**GOAL OF THE EXERCISE**
Every record should be written out exactly, with the pictures left out.

[Dataset items]

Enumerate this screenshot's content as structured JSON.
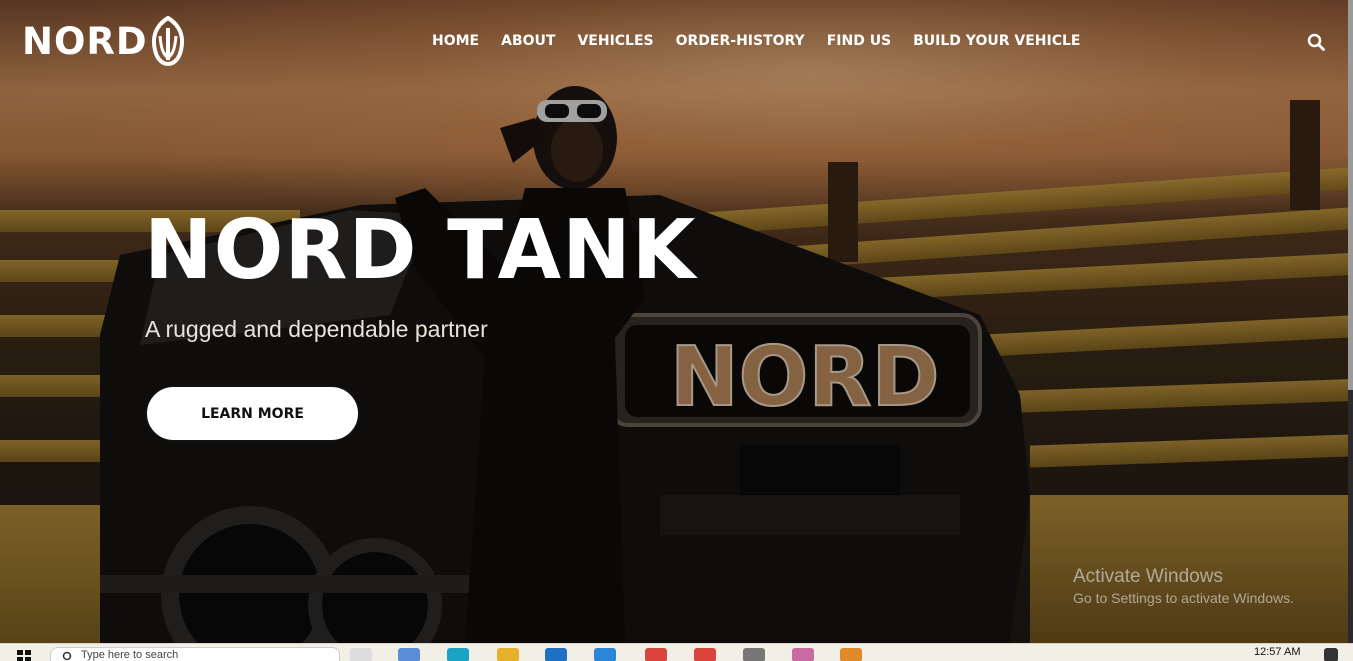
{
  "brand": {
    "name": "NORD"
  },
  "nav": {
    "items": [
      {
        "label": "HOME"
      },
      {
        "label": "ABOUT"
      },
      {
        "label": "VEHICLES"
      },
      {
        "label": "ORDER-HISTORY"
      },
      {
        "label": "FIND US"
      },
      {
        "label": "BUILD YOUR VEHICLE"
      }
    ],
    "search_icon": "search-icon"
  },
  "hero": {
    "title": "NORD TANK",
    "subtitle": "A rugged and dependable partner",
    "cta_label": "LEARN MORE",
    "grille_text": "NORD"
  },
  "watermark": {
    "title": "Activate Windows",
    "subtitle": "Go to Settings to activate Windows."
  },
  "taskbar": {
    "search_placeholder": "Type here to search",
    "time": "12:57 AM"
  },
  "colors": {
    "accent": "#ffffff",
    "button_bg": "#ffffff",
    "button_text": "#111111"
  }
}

**CORRECT RESULT**
Enumerate this screenshot's content as structured JSON.
{
  "brand": {
    "name": "NORD"
  },
  "nav": {
    "items": [
      {
        "label": "HOME"
      },
      {
        "label": "ABOUT"
      },
      {
        "label": "VEHICLES"
      },
      {
        "label": "ORDER-HISTORY"
      },
      {
        "label": "FIND US"
      },
      {
        "label": "BUILD YOUR VEHICLE"
      }
    ],
    "search_icon": "search-icon"
  },
  "hero": {
    "title": "NORD TANK",
    "subtitle": "A rugged and dependable partner",
    "cta_label": "LEARN MORE",
    "grille_text": "NORD"
  },
  "watermark": {
    "title": "Activate Windows",
    "subtitle": "Go to Settings to activate Windows."
  },
  "taskbar": {
    "search_placeholder": "Type here to search",
    "time": "12:57 AM"
  },
  "colors": {
    "accent": "#ffffff",
    "button_bg": "#ffffff",
    "button_text": "#111111"
  }
}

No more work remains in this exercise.